* begin Entries shown *

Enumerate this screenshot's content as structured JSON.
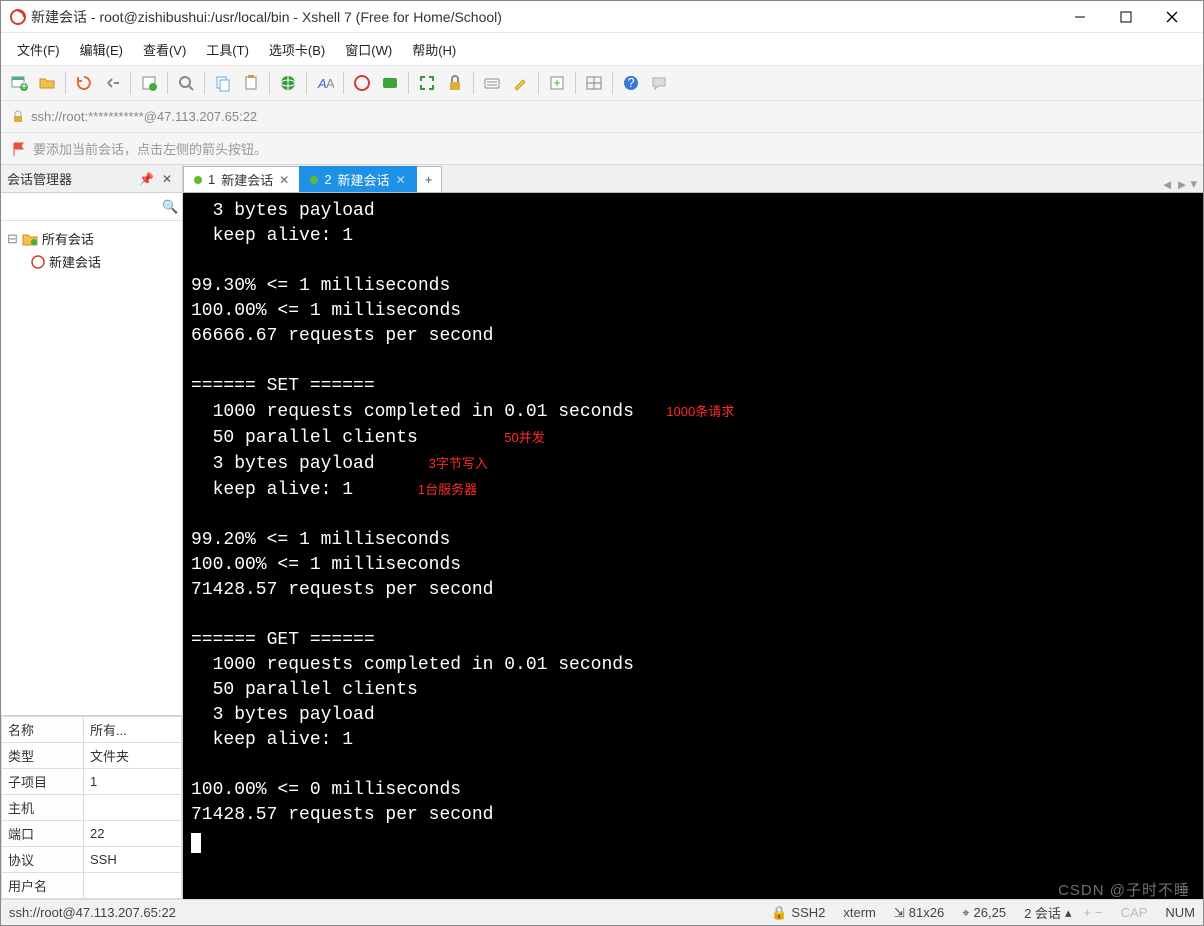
{
  "window": {
    "title": "新建会话 - root@zishibushui:/usr/local/bin - Xshell 7 (Free for Home/School)"
  },
  "menu": {
    "file": "文件(F)",
    "edit": "编辑(E)",
    "view": "查看(V)",
    "tools": "工具(T)",
    "tabs": "选项卡(B)",
    "window": "窗口(W)",
    "help": "帮助(H)"
  },
  "address": {
    "url": "ssh://root:***********@47.113.207.65:22"
  },
  "hint": {
    "text": "要添加当前会话，点击左侧的箭头按钮。"
  },
  "sidebar": {
    "title": "会话管理器",
    "search_placeholder": "",
    "tree": {
      "root": "所有会话",
      "child": "新建会话"
    },
    "props": {
      "name_label": "名称",
      "name_value": "所有...",
      "type_label": "类型",
      "type_value": "文件夹",
      "subitems_label": "子项目",
      "subitems_value": "1",
      "host_label": "主机",
      "host_value": "",
      "port_label": "端口",
      "port_value": "22",
      "protocol_label": "协议",
      "protocol_value": "SSH",
      "user_label": "用户名",
      "user_value": ""
    }
  },
  "tabs": {
    "t1": {
      "num": "1",
      "label": "新建会话",
      "dotcolor": "#5dbb2f"
    },
    "t2": {
      "num": "2",
      "label": "新建会话",
      "dotcolor": "#5dbb2f"
    }
  },
  "terminal": {
    "lines": [
      "  3 bytes payload",
      "  keep alive: 1",
      "",
      "99.30% <= 1 milliseconds",
      "100.00% <= 1 milliseconds",
      "66666.67 requests per second",
      "",
      "====== SET ======"
    ],
    "set_req": "  1000 requests completed in 0.01 seconds",
    "anno_req": "1000条请求",
    "set_clients": "  50 parallel clients",
    "anno_clients": "50并发",
    "set_bytes": "  3 bytes payload",
    "anno_bytes": "3字节写入",
    "set_keep": "  keep alive: 1",
    "anno_server": "1台服务器",
    "after_set": [
      "",
      "99.20% <= 1 milliseconds",
      "100.00% <= 1 milliseconds",
      "71428.57 requests per second",
      "",
      "====== GET ======",
      "  1000 requests completed in 0.01 seconds",
      "  50 parallel clients",
      "  3 bytes payload",
      "  keep alive: 1",
      "",
      "100.00% <= 0 milliseconds",
      "71428.57 requests per second"
    ]
  },
  "status": {
    "conn": "ssh://root@47.113.207.65:22",
    "proto": "SSH2",
    "term": "xterm",
    "size": "81x26",
    "cursor": "26,25",
    "sessions": "2 会话",
    "caps": "CAP",
    "num": "NUM"
  },
  "watermark": "CSDN @子时不睡"
}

* end Entries shown *

■ **Problem**
From the entries above, return each line with the word "title" in it.

■ **Exercise solution**
    "title": "新建会话 - root@zishibushui:/usr/local/bin - Xshell 7 (Free for Home/School)"
    "title": "会话管理器",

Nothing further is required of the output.